> _EXERCISE GOAL_:
Reproduce the listing that follows with no differences at all.

Chart and figure data:
# # # # # # #

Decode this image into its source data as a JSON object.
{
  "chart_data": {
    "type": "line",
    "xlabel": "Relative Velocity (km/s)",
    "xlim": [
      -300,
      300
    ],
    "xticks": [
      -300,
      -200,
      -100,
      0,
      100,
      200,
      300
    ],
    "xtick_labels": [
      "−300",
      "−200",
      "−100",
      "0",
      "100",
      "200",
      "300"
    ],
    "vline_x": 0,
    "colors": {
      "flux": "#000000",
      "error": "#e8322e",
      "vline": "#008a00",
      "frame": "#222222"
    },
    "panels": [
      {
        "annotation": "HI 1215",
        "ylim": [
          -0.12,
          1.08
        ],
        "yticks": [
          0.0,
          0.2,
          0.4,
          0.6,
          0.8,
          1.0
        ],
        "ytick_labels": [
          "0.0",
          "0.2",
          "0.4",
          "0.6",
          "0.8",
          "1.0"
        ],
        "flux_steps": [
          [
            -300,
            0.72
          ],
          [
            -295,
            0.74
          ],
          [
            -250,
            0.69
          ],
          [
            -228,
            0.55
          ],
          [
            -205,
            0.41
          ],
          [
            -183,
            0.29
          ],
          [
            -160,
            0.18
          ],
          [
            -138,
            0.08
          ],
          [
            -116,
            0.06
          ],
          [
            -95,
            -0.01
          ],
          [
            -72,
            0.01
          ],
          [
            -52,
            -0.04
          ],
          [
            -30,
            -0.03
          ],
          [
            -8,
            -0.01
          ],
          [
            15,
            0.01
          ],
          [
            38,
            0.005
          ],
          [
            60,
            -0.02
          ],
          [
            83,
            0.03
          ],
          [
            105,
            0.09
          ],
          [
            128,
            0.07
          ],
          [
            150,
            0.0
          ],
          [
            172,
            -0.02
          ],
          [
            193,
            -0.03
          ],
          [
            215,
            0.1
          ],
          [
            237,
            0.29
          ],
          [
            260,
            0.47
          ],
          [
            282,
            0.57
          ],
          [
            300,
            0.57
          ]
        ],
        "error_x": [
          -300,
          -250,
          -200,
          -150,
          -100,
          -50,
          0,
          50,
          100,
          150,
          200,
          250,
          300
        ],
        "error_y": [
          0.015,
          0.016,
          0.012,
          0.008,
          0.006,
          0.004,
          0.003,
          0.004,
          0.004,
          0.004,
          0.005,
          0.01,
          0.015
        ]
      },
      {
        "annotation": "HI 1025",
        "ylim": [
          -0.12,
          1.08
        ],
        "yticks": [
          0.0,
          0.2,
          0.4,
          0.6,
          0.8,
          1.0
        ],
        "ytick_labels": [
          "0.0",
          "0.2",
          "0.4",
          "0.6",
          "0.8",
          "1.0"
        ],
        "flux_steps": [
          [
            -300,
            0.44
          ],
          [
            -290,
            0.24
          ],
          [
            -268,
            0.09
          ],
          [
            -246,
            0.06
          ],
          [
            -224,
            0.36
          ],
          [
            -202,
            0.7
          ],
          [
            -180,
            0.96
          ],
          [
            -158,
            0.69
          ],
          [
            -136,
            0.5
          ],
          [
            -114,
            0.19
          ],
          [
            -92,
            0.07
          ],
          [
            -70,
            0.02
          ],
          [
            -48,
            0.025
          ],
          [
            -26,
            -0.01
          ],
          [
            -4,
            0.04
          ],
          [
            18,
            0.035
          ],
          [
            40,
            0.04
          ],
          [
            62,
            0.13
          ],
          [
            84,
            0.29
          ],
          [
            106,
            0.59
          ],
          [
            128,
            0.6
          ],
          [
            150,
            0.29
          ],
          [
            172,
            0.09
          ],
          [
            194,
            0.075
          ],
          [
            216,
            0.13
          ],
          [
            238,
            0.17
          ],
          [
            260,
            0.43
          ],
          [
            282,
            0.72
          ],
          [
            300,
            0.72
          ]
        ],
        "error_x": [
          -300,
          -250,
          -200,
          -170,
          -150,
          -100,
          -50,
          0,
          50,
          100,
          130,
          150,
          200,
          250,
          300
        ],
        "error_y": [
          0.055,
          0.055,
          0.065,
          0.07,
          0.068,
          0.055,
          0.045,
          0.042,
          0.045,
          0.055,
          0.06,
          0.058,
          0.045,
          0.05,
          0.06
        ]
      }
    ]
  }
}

# # # # # # #

> _PROBLEM SOLUTION_:
Decode this image into its source data as a JSON object.
{
  "chart_data": {
    "type": "line",
    "xlabel": "Relative Velocity (km/s)",
    "xlim": [
      -300,
      300
    ],
    "xticks": [
      -300,
      -200,
      -100,
      0,
      100,
      200,
      300
    ],
    "xtick_labels": [
      "−300",
      "−200",
      "−100",
      "0",
      "100",
      "200",
      "300"
    ],
    "vline_x": 0,
    "colors": {
      "flux": "#000000",
      "error": "#e8322e",
      "vline": "#008a00",
      "frame": "#222222"
    },
    "panels": [
      {
        "annotation": "HI 1215",
        "ylim": [
          -0.12,
          1.08
        ],
        "yticks": [
          0.0,
          0.2,
          0.4,
          0.6,
          0.8,
          1.0
        ],
        "ytick_labels": [
          "0.0",
          "0.2",
          "0.4",
          "0.6",
          "0.8",
          "1.0"
        ],
        "flux_steps": [
          [
            -300,
            0.72
          ],
          [
            -295,
            0.74
          ],
          [
            -250,
            0.69
          ],
          [
            -228,
            0.55
          ],
          [
            -205,
            0.41
          ],
          [
            -183,
            0.29
          ],
          [
            -160,
            0.18
          ],
          [
            -138,
            0.08
          ],
          [
            -116,
            0.06
          ],
          [
            -95,
            -0.01
          ],
          [
            -72,
            0.01
          ],
          [
            -52,
            -0.04
          ],
          [
            -30,
            -0.03
          ],
          [
            -8,
            -0.01
          ],
          [
            15,
            0.01
          ],
          [
            38,
            0.005
          ],
          [
            60,
            -0.02
          ],
          [
            83,
            0.03
          ],
          [
            105,
            0.09
          ],
          [
            128,
            0.07
          ],
          [
            150,
            0.0
          ],
          [
            172,
            -0.02
          ],
          [
            193,
            -0.03
          ],
          [
            215,
            0.1
          ],
          [
            237,
            0.29
          ],
          [
            260,
            0.47
          ],
          [
            282,
            0.57
          ],
          [
            300,
            0.57
          ]
        ],
        "error_x": [
          -300,
          -250,
          -200,
          -150,
          -100,
          -50,
          0,
          50,
          100,
          150,
          200,
          250,
          300
        ],
        "error_y": [
          0.015,
          0.016,
          0.012,
          0.008,
          0.006,
          0.004,
          0.003,
          0.004,
          0.004,
          0.004,
          0.005,
          0.01,
          0.015
        ]
      },
      {
        "annotation": "HI 1025",
        "ylim": [
          -0.12,
          1.08
        ],
        "yticks": [
          0.0,
          0.2,
          0.4,
          0.6,
          0.8,
          1.0
        ],
        "ytick_labels": [
          "0.0",
          "0.2",
          "0.4",
          "0.6",
          "0.8",
          "1.0"
        ],
        "flux_steps": [
          [
            -300,
            0.44
          ],
          [
            -290,
            0.24
          ],
          [
            -268,
            0.09
          ],
          [
            -246,
            0.06
          ],
          [
            -224,
            0.36
          ],
          [
            -202,
            0.7
          ],
          [
            -180,
            0.96
          ],
          [
            -158,
            0.69
          ],
          [
            -136,
            0.5
          ],
          [
            -114,
            0.19
          ],
          [
            -92,
            0.07
          ],
          [
            -70,
            0.02
          ],
          [
            -48,
            0.025
          ],
          [
            -26,
            -0.01
          ],
          [
            -4,
            0.04
          ],
          [
            18,
            0.035
          ],
          [
            40,
            0.04
          ],
          [
            62,
            0.13
          ],
          [
            84,
            0.29
          ],
          [
            106,
            0.59
          ],
          [
            128,
            0.6
          ],
          [
            150,
            0.29
          ],
          [
            172,
            0.09
          ],
          [
            194,
            0.075
          ],
          [
            216,
            0.13
          ],
          [
            238,
            0.17
          ],
          [
            260,
            0.43
          ],
          [
            282,
            0.72
          ],
          [
            300,
            0.72
          ]
        ],
        "error_x": [
          -300,
          -250,
          -200,
          -170,
          -150,
          -100,
          -50,
          0,
          50,
          100,
          130,
          150,
          200,
          250,
          300
        ],
        "error_y": [
          0.055,
          0.055,
          0.065,
          0.07,
          0.068,
          0.055,
          0.045,
          0.042,
          0.045,
          0.055,
          0.06,
          0.058,
          0.045,
          0.05,
          0.06
        ]
      }
    ]
  }
}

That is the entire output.